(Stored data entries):

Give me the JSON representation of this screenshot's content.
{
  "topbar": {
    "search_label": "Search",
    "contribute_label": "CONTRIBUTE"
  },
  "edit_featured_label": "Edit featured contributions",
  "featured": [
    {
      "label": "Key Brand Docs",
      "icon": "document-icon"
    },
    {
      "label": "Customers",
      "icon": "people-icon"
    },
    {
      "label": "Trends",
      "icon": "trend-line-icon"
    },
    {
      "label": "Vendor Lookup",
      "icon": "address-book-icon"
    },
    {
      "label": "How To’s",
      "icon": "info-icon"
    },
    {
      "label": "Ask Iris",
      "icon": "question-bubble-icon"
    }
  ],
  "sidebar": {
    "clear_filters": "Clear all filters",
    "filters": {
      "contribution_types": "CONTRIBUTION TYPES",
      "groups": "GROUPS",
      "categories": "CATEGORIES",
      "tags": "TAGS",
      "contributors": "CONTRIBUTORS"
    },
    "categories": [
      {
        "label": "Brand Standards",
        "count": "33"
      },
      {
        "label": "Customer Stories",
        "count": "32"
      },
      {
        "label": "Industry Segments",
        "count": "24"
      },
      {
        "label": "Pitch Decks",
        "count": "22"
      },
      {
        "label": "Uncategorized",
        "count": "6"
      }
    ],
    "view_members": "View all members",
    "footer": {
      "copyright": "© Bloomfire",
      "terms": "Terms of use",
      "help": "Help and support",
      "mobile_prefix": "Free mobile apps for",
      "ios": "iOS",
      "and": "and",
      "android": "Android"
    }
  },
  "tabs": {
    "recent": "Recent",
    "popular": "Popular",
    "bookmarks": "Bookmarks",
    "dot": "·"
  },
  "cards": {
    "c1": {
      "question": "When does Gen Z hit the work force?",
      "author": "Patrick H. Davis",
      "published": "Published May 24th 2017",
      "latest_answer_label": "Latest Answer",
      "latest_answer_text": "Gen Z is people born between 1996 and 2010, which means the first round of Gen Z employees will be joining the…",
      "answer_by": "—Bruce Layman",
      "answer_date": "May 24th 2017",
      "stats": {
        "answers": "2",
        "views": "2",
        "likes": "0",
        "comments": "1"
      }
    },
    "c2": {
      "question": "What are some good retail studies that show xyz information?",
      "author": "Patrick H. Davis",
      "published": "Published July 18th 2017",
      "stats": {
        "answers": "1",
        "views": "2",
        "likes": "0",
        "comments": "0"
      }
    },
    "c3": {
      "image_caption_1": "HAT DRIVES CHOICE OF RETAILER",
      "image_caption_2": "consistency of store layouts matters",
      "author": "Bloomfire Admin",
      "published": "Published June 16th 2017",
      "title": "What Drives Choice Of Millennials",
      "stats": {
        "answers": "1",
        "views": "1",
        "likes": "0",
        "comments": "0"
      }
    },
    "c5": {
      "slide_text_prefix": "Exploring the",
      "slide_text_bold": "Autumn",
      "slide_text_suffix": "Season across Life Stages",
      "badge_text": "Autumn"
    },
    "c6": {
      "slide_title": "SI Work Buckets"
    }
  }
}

(Instruction): Copy each line of the listing that holds the word "featured".

(Answer to the exercise):
  "edit_featured_label": "Edit featured contributions",
  "featured": [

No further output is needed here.